Carry on the piece about the Force of Good trading cards, picking up right after its final sentence.

### Text shown
-.-.-

The Brilliance of the Force of Good

Normally, when I’m at the gym, I read auto magazines, but even I have to occasionally indulge my lust for clothes, shoes, and makeup. So, one afternoon while I was flipping through a fashion magazine, I came across one of those ads: the stiffer, glossy paper that tends to hold the pages open on the treadmill’s magazine shelf and annoy me.

What was this? I thought. I tried to flip past, but the colors caught my eye. I realized that the ad, entitled Force of Good, contained trading cards of New Beetle drivers. Was I supposed to collect and barter these snapshots like kids in a schoolyard? Not wanting to miss out on anything, I glanced around, creased the perforation in the page, and gently tugged the cards loose from the magazine’s pages, hoping the sweaty runners on the neighboring treadmills wouldn’t notice.

The eight cards featured a picture on one side and brief bios on the other, complete with a description of the contents of each driver’s bud vase. I felt a twinge of jealousy reading about Tiphany, a perky greeting card designer from Rhode Island. Richard from Massachusetts was actually pictured with his ‘56 Beetle rather than his ‘03, reminding me of the Mercedes commercials composed of photographs of Benz drivers alongside their cars. It was advertising I believed VW should have done first, and was pleased to see that it was finally here, but with a characteristic twist.

Problem was, I wanted to be part of it, too. I didn’t see any reason other than the non-Beetle ownership that I wouldn’t blend in seamlessly with the rest of the group. I mean, who hasn’t thought of themselves in those terms at some point? “Cherise: ’91 GTI 8v. Bud vase: Purple pansy. Super powers: Finding four-leaf clovers with amazing speed and accuracy.”

Okay, so maybe that’s just me.

My interest piqued when I spotted Patrick, a computer consultant with an ’03 New Beetle Convertible, from Saint Albans, Vermont, just 45 minutes up the Interstate. My club, DubsNorth, likes to believe we’ve reined in most of the VW drivers in the Green Mountain State, but clearly, this Patrick had eluded us. I decided it was my personal mission to get in touch with him–after all, who doesn’t want to see a trading card come to life? Besides, I was still a little doubtful of this campaign’s authenticity. I needed to verify these peoples’ existence, at the very least.

-.-.-

### Source information
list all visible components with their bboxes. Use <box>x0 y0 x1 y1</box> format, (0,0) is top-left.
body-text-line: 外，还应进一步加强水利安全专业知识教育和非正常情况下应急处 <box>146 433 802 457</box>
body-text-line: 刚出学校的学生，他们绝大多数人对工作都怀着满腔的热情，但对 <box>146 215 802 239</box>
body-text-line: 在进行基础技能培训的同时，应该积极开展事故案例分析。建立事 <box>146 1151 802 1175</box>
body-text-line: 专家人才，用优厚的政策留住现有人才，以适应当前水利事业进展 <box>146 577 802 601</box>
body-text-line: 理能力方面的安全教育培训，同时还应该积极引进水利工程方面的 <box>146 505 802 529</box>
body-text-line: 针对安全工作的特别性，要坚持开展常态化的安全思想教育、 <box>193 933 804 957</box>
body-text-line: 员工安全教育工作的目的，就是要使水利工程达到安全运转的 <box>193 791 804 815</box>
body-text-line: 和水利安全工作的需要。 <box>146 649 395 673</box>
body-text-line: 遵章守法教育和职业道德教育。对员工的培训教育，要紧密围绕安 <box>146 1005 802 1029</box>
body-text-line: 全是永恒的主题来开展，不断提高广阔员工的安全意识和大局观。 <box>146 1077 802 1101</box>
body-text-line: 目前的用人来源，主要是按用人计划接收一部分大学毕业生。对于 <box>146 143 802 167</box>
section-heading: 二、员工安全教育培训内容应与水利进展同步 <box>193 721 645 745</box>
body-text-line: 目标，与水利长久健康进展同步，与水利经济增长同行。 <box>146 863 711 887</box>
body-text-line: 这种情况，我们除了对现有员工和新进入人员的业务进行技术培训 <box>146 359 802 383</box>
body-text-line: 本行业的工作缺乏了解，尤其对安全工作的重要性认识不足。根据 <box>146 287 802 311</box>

-.-.-

### Task answer
A quick Internet search directed me to Patrick’s personal webpage, which featured his contact information and a link to the Force of Good page, confirming that I was on the right track. The “Force of Good” site was a disappointment to say the least; the “new and improved Beetle People page” featured the same people and same information as the ad. What good are trading cards if everyone gets the same ones? Regardless, Patrick demonstrated his sincere good nature by responding quickly and cordially to my nosy email.

As it turns out, not only is 42-year-old Patrick an actual person, he’s driven VWs for the last 26 years. Among other gems, he’s owned an ’86 Quantum wagon, an ’84 Rabbit GTI (purchased new, no less) and a ’75 Bus.

Candidates were recruited, Patrick told me, through an email sent from VW to New Beetle owners. Those interested simply responded to a questionnaire seeking essentially the same information featured on the trading cards. This was kind of a disappointment; I had been envisioning VW talent scouts on a quest to find the perfect Beetle driver, jumping out of the shadows to offer fame and fortune to a lucky few. For a computer consultant, though, the email solicitation method was the way to go.

“I didn’t really [want to be in the campaign],” Patrick said. “I was just bored that afternoon and sent in the email as a goof.”

The photo shoot took place at the New England Aquarium in Boston. Although Patrick didn’t get to meet any of the other seven (“The ad agency went around to each person to do the photo shoot,” he explained) there were other perks involved.

“I received $500 and my wife and I got to go to spend the night at a nice hotel in downtown Boston,” said Patrick. “I also got to keep some of the clothes from the shoot. The funny thing is that after all the photos and clothes changes, the photo they used was one of the test shots with me in my own clothes.”

How’s that for genuine?

It’s hard to tell what kind of impact this campaign will make, overall; according to the website, the magazine ad ran in only a select few magazines. Exposure didn’t appear to be a high priority. I was surprised that Patrick said no one has recognized him, although “several people have told my wife or mother-in-law that they saw me in the ad.” Ultimately, however, Force of Good exemplifies the quintessential Volkswagen message that people are brought together by the cars, an element that has been lost from recent VW marketing schemes. After a few years of disappointing advertising from VW, Force of Good has gotten it right.